▸ **TASK TO CARRY OUT**: Return the lines of the listing below word for word, leaving out the pictures.

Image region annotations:

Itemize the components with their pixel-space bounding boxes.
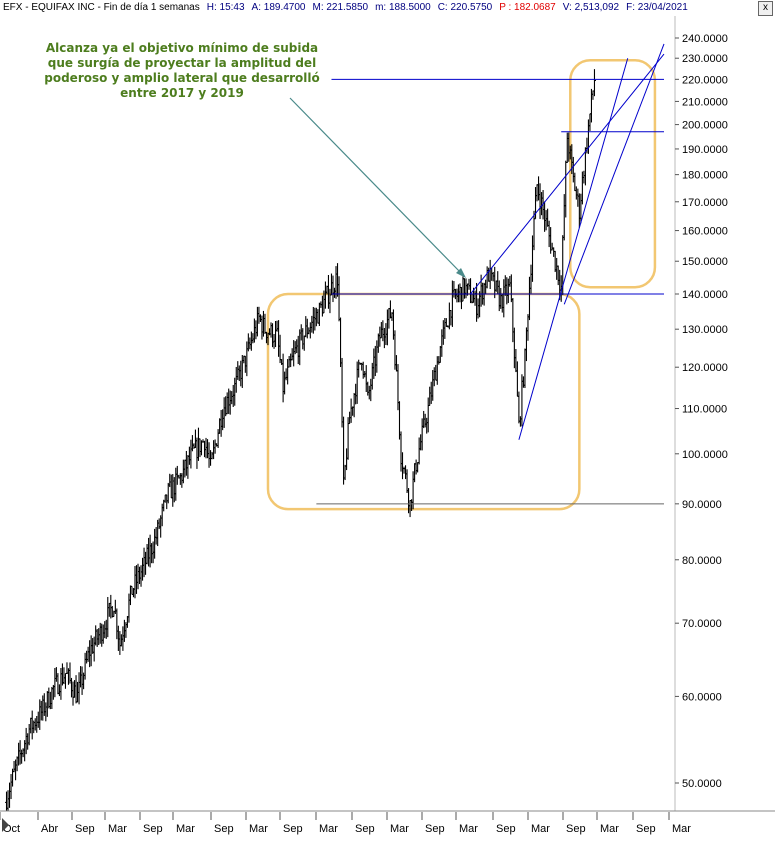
range-box [569, 59, 657, 289]
header-item-6: P : 182.0687 [499, 2, 556, 13]
x-tick-label: Sep [214, 823, 234, 835]
x-tick-label: Sep [496, 823, 516, 835]
scroll-left-icon[interactable] [2, 818, 9, 832]
x-tick-label: Mar [531, 823, 550, 835]
y-tick-label: 170.0000 [682, 197, 728, 209]
x-tick-label: Mar [249, 823, 268, 835]
annotation-text: Alcanza ya el objetivo mínimo de subidaq… [44, 41, 320, 100]
chart-background [0, 16, 775, 844]
x-tick-label: Sep [355, 823, 375, 835]
annotation-line: Alcanza ya el objetivo mínimo de subida [46, 41, 318, 55]
x-tick-label: Mar [108, 823, 127, 835]
price-bars [5, 69, 596, 815]
trend-lines [470, 43, 665, 440]
y-tick-label: 150.0000 [682, 256, 728, 268]
header-item-8: F: 23/04/2021 [626, 2, 688, 13]
annotation-line: entre 2017 y 2019 [120, 86, 244, 100]
arrow-head-icon [456, 268, 466, 278]
annotation-arrow [289, 97, 466, 278]
x-tick-label: Sep [75, 823, 95, 835]
y-tick-label: 60.0000 [682, 691, 722, 703]
x-tick-label: Sep [143, 823, 163, 835]
x-tick-label: Sep [425, 823, 445, 835]
header-item-3: M: 221.5850 [312, 2, 369, 13]
chart-header-bar: EFX - EQUIFAX INC - Fin de día 1 semanas… [0, 0, 775, 17]
header-item-1: H: 15:43 [206, 2, 245, 13]
y-tick-label: 120.0000 [682, 362, 728, 374]
header-item-5: C: 220.5750 [437, 2, 493, 13]
annotation-line: que surgía de proyectar la amplitud del [48, 56, 316, 70]
trend-line [470, 53, 665, 295]
y-tick-label: 210.0000 [682, 96, 728, 108]
y-tick-label: 200.0000 [682, 120, 728, 132]
y-tick-label: 70.0000 [682, 618, 722, 630]
x-tick-label: Sep [636, 823, 656, 835]
horizontal-levels [316, 78, 664, 505]
x-tick-label: Sep [283, 823, 303, 835]
x-tick-label: Mar [672, 823, 691, 835]
y-tick-label: 140.0000 [682, 289, 728, 301]
x-tick-label: Abr [41, 823, 58, 835]
x-tick-label: Sep [566, 823, 586, 835]
y-tick-label: 160.0000 [682, 226, 728, 238]
header-item-0: EFX - EQUIFAX INC - Fin de día 1 semanas [3, 2, 200, 13]
y-tick-label: 50.0000 [682, 778, 722, 790]
close-chart-button[interactable]: x [758, 1, 773, 16]
x-tick-label: Mar [600, 823, 619, 835]
y-tick-label: 110.0000 [682, 404, 727, 416]
price-chart[interactable]: Alcanza ya el objetivo mínimo de subidaq… [0, 16, 775, 844]
y-tick-label: 80.0000 [682, 555, 722, 567]
x-axis-ticks: Oct Abr Sep Mar Sep Mar Sep Mar Sep Mar Sep Mar Sep M… [0, 812, 691, 835]
header-item-7: V: 2,513,092 [562, 2, 620, 13]
arrow-shaft [289, 97, 463, 275]
y-tick-label: 220.0000 [682, 74, 728, 86]
annotation-line: poderoso y amplio lateral que desarrolló [44, 71, 320, 85]
y-tick-label: 230.0000 [682, 53, 728, 65]
x-tick-label: Mar [390, 823, 409, 835]
y-tick-label: 100.0000 [682, 449, 728, 461]
y-axis-ticks: 50.0000 60.0000 70.0000 80.0000 90.0000 100.0… [675, 33, 728, 790]
x-tick-label: Mar [176, 823, 195, 835]
x-tick-label: Mar [459, 823, 478, 835]
y-tick-label: 240.0000 [682, 33, 728, 45]
trend-line [563, 43, 665, 305]
y-tick-label: 190.0000 [682, 144, 728, 156]
y-tick-label: 90.0000 [682, 499, 722, 511]
y-tick-label: 180.0000 [682, 170, 728, 182]
header-item-2: A: 189.4700 [251, 2, 306, 13]
x-tick-label: Mar [319, 823, 338, 835]
y-tick-label: 130.0000 [682, 324, 728, 336]
header-item-4: m: 188.5000 [375, 2, 431, 13]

▸ **THE ANSWER**:
Itemize the components with their pixel-space bounding boxes.
range-box [569, 59, 657, 289]
header-item-6: P : 182.0687 [499, 2, 556, 13]
x-tick-label: Sep [214, 823, 234, 835]
x-tick-label: Sep [496, 823, 516, 835]
scroll-left-icon[interactable] [2, 818, 9, 832]
x-tick-label: Mar [531, 823, 550, 835]
y-tick-label: 170.0000 [682, 197, 728, 209]
x-tick-label: Mar [249, 823, 268, 835]
annotation-text: Alcanza ya el objetivo mínimo de subidaq… [44, 41, 320, 100]
chart-background [0, 16, 775, 844]
x-tick-label: Sep [355, 823, 375, 835]
annotation-line: Alcanza ya el objetivo mínimo de subida [46, 41, 318, 55]
x-tick-label: Mar [108, 823, 127, 835]
price-bars [5, 69, 596, 815]
trend-lines [470, 43, 665, 440]
y-tick-label: 150.0000 [682, 256, 728, 268]
header-item-8: F: 23/04/2021 [626, 2, 688, 13]
annotation-line: entre 2017 y 2019 [120, 86, 244, 100]
arrow-head-icon [456, 268, 466, 278]
annotation-arrow [289, 97, 466, 278]
x-tick-label: Sep [75, 823, 95, 835]
y-tick-label: 60.0000 [682, 691, 722, 703]
x-tick-label: Sep [143, 823, 163, 835]
x-tick-label: Sep [425, 823, 445, 835]
header-item-3: M: 221.5850 [312, 2, 369, 13]
chart-header-bar: EFX - EQUIFAX INC - Fin de día 1 semanas… [0, 0, 775, 17]
header-item-1: H: 15:43 [206, 2, 245, 13]
y-tick-label: 120.0000 [682, 362, 728, 374]
header-item-5: C: 220.5750 [437, 2, 493, 13]
annotation-line: que surgía de proyectar la amplitud del [48, 56, 316, 70]
trend-line [470, 53, 665, 295]
y-tick-label: 210.0000 [682, 96, 728, 108]
y-tick-label: 200.0000 [682, 120, 728, 132]
y-tick-label: 70.0000 [682, 618, 722, 630]
x-tick-label: Sep [636, 823, 656, 835]
horizontal-levels [316, 78, 664, 505]
x-tick-label: Sep [283, 823, 303, 835]
x-tick-label: Mar [672, 823, 691, 835]
y-tick-label: 140.0000 [682, 289, 728, 301]
x-tick-label: Abr [41, 823, 58, 835]
x-tick-label: Sep [566, 823, 586, 835]
y-tick-label: 160.0000 [682, 226, 728, 238]
header-item-0: EFX - EQUIFAX INC - Fin de día 1 semanas [3, 2, 200, 13]
y-tick-label: 50.0000 [682, 778, 722, 790]
close-chart-button[interactable]: x [758, 1, 773, 16]
x-tick-label: Mar [600, 823, 619, 835]
y-tick-label: 110.0000 [682, 404, 727, 416]
price-chart[interactable]: Alcanza ya el objetivo mínimo de subidaq… [0, 16, 775, 844]
y-tick-label: 80.0000 [682, 555, 722, 567]
x-axis-ticks: Oct Abr Sep Mar Sep Mar Sep Mar Sep Mar Sep Mar Sep M… [0, 812, 691, 835]
header-item-7: V: 2,513,092 [562, 2, 620, 13]
arrow-shaft [289, 97, 463, 275]
y-tick-label: 220.0000 [682, 74, 728, 86]
annotation-line: poderoso y amplio lateral que desarrolló [44, 71, 320, 85]
y-tick-label: 230.0000 [682, 53, 728, 65]
x-tick-label: Mar [390, 823, 409, 835]
y-tick-label: 100.0000 [682, 449, 728, 461]
y-axis-ticks: 50.0000 60.0000 70.0000 80.0000 90.0000 100.0… [675, 33, 728, 790]
x-tick-label: Mar [176, 823, 195, 835]
x-tick-label: Mar [459, 823, 478, 835]
y-tick-label: 240.0000 [682, 33, 728, 45]
trend-line [563, 43, 665, 305]
y-tick-label: 190.0000 [682, 144, 728, 156]
y-tick-label: 90.0000 [682, 499, 722, 511]
y-tick-label: 180.0000 [682, 170, 728, 182]
header-item-2: A: 189.4700 [251, 2, 306, 13]
x-tick-label: Mar [319, 823, 338, 835]
y-tick-label: 130.0000 [682, 324, 728, 336]
header-item-4: m: 188.5000 [375, 2, 431, 13]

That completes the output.